• [Goal]: Duplicate the lines of the material below without any change, beginning with the line that contains "new-price: R$ 10 UNID ,00 bbox=[286, 279, 382, 319]" and continuing through the line that contains "old-price: R$20,00 bbox=[302, 567, 362, 587]", with both of those lines included.

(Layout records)

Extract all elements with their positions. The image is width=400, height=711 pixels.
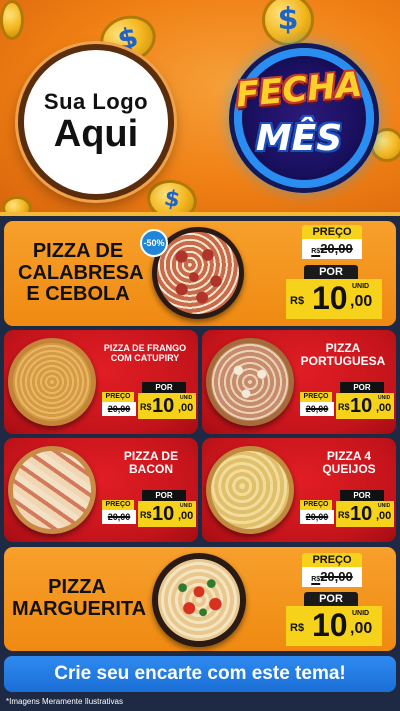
new-price: R$ 10 UNID ,00 bbox=[286, 279, 382, 319]
fecha-mes-badge: FECHA MÊS bbox=[210, 40, 388, 200]
new-price: R$ 10 UNID ,00 bbox=[336, 393, 394, 419]
cta-button[interactable]: Crie seu encarte com este tema! bbox=[4, 656, 396, 692]
old-price: R$20,00 bbox=[302, 567, 362, 587]
header-banner: $ $ $ Sua Logo Aqui FECHA MÊS bbox=[0, 0, 400, 214]
header-divider bbox=[0, 212, 400, 216]
product-name: PIZZA DE CALABRESA E CEBOLA bbox=[18, 240, 144, 306]
por-label: POR bbox=[304, 265, 358, 279]
old-price: R$20,00 bbox=[302, 239, 362, 259]
preco-label: PREÇO bbox=[102, 392, 134, 402]
price-block: PREÇO 20,00 POR R$ 10 UNID ,00 bbox=[300, 382, 394, 426]
disclaimer-note: *Imagens Meramente Ilustrativas bbox=[6, 697, 123, 706]
price-block: PREÇO 20,00 POR R$ 10 UNID ,00 bbox=[102, 490, 196, 534]
product-card-bacon[interactable]: PIZZA DE BACON PREÇO 20,00 POR R$ 10 UNI… bbox=[4, 438, 198, 542]
preco-label: PREÇO bbox=[300, 500, 332, 510]
new-price: R$ 10 UNID ,00 bbox=[138, 393, 196, 419]
old-price: 20,00 bbox=[300, 510, 334, 524]
product-name: PIZZA DE FRANGO COM CATUPIRY bbox=[103, 343, 187, 363]
por-label: POR bbox=[340, 490, 384, 501]
pizza-image bbox=[8, 338, 96, 426]
preco-label: PREÇO bbox=[302, 225, 362, 239]
old-price: 20,00 bbox=[102, 510, 136, 524]
preco-label: PREÇO bbox=[102, 500, 134, 510]
discount-badge: -50% bbox=[140, 229, 168, 257]
product-card-queijos[interactable]: PIZZA 4 QUEIJOS PREÇO 20,00 POR R$ 10 UN… bbox=[202, 438, 396, 542]
preco-label: PREÇO bbox=[302, 553, 362, 567]
new-price: R$ 10 UNID ,00 bbox=[286, 606, 382, 646]
new-price: R$ 10 UNID ,00 bbox=[336, 501, 394, 527]
badge-title-bottom: MÊS bbox=[255, 118, 343, 159]
new-price: R$ 10 UNID ,00 bbox=[138, 501, 196, 527]
product-name: PIZZA PORTUGUESA bbox=[300, 341, 386, 369]
product-name: PIZZA 4 QUEIJOS bbox=[322, 449, 376, 477]
product-card-frango[interactable]: PIZZA DE FRANGO COM CATUPIRY PREÇO 20,00… bbox=[4, 330, 198, 434]
product-name: PIZZA MARGUERITA bbox=[12, 576, 147, 620]
pizza-image bbox=[206, 446, 294, 534]
pizza-image bbox=[206, 338, 294, 426]
product-card-marguerita[interactable]: PIZZA MARGUERITA PREÇO R$20,00 POR R$ 10… bbox=[4, 547, 396, 651]
coin-icon: $ bbox=[143, 175, 201, 214]
por-label: POR bbox=[142, 490, 186, 501]
product-card-portuguesa[interactable]: PIZZA PORTUGUESA PREÇO 20,00 POR R$ 10 U… bbox=[202, 330, 396, 434]
logo-text-line1: Sua Logo bbox=[43, 89, 149, 115]
product-card-calabresa[interactable]: PIZZA DE CALABRESA E CEBOLA -50% PREÇO R… bbox=[4, 221, 396, 326]
coin-icon bbox=[0, 0, 24, 40]
por-label: POR bbox=[142, 382, 186, 393]
por-label: POR bbox=[340, 382, 384, 393]
price-block: PREÇO 20,00 POR R$ 10 UNID ,00 bbox=[300, 490, 394, 534]
product-name: PIZZA DE BACON bbox=[123, 449, 179, 477]
preco-label: PREÇO bbox=[300, 392, 332, 402]
old-price: 20,00 bbox=[300, 402, 334, 416]
logo-placeholder: Sua Logo Aqui bbox=[18, 44, 174, 200]
por-label: POR bbox=[304, 592, 358, 606]
logo-text-line2: Aqui bbox=[53, 113, 139, 156]
price-block: PREÇO 20,00 POR R$ 10 UNID ,00 bbox=[102, 382, 196, 426]
pizza-image bbox=[152, 553, 246, 647]
pizza-image bbox=[8, 446, 96, 534]
old-price: 20,00 bbox=[102, 402, 136, 416]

• [Answer below]:
new-price: R$ 10 UNID ,00 bbox=[286, 279, 382, 319]
fecha-mes-badge: FECHA MÊS bbox=[210, 40, 388, 200]
new-price: R$ 10 UNID ,00 bbox=[336, 393, 394, 419]
cta-button[interactable]: Crie seu encarte com este tema! bbox=[4, 656, 396, 692]
old-price: R$20,00 bbox=[302, 567, 362, 587]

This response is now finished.